Data entries
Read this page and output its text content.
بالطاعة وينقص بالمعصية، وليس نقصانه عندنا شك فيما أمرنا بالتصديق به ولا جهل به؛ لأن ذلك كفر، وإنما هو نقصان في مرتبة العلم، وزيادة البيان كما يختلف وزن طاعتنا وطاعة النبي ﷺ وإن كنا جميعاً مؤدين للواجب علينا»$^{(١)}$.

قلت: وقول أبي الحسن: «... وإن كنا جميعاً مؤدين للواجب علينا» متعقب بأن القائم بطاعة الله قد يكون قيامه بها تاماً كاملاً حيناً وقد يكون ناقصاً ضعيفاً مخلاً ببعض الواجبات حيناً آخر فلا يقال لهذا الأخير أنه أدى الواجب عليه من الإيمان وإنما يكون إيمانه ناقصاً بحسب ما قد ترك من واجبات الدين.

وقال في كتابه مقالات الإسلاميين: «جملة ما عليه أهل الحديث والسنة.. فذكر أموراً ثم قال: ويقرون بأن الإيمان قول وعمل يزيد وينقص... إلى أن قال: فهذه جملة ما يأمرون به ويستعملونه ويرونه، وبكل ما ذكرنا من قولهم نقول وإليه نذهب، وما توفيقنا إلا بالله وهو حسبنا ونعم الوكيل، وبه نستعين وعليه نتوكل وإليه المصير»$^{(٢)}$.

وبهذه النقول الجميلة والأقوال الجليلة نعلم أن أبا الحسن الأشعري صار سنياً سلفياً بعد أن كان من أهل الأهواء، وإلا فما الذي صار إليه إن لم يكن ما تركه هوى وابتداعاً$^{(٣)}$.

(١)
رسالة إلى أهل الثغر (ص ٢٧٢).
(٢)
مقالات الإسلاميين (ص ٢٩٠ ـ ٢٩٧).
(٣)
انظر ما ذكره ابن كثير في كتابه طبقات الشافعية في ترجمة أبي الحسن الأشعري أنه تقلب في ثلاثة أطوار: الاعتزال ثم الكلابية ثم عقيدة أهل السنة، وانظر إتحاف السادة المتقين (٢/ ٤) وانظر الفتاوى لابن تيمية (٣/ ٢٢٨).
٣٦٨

→ Exercise
Restate each of the entries above verbatim.

→ Complete answer
Read this page and output its text content.
بالطاعة وينقص بالمعصية، وليس نقصانه عندنا شك فيما أمرنا بالتصديق به ولا جهل به؛ لأن ذلك كفر، وإنما هو نقصان في مرتبة العلم، وزيادة البيان كما يختلف وزن طاعتنا وطاعة النبي ﷺ وإن كنا جميعاً مؤدين للواجب علينا»$^{(١)}$.

قلت: وقول أبي الحسن: «... وإن كنا جميعاً مؤدين للواجب علينا» متعقب بأن القائم بطاعة الله قد يكون قيامه بها تاماً كاملاً حيناً وقد يكون ناقصاً ضعيفاً مخلاً ببعض الواجبات حيناً آخر فلا يقال لهذا الأخير أنه أدى الواجب عليه من الإيمان وإنما يكون إيمانه ناقصاً بحسب ما قد ترك من واجبات الدين.

وقال في كتابه مقالات الإسلاميين: «جملة ما عليه أهل الحديث والسنة.. فذكر أموراً ثم قال: ويقرون بأن الإيمان قول وعمل يزيد وينقص... إلى أن قال: فهذه جملة ما يأمرون به ويستعملونه ويرونه، وبكل ما ذكرنا من قولهم نقول وإليه نذهب، وما توفيقنا إلا بالله وهو حسبنا ونعم الوكيل، وبه نستعين وعليه نتوكل وإليه المصير»$^{(٢)}$.

وبهذه النقول الجميلة والأقوال الجليلة نعلم أن أبا الحسن الأشعري صار سنياً سلفياً بعد أن كان من أهل الأهواء، وإلا فما الذي صار إليه إن لم يكن ما تركه هوى وابتداعاً$^{(٣)}$.

(١)
رسالة إلى أهل الثغر (ص ٢٧٢).
(٢)
مقالات الإسلاميين (ص ٢٩٠ ـ ٢٩٧).
(٣)
انظر ما ذكره ابن كثير في كتابه طبقات الشافعية في ترجمة أبي الحسن الأشعري أنه تقلب في ثلاثة أطوار: الاعتزال ثم الكلابية ثم عقيدة أهل السنة، وانظر إتحاف السادة المتقين (٢/ ٤) وانظر الفتاوى لابن تيمية (٣/ ٢٢٨).
٣٦٨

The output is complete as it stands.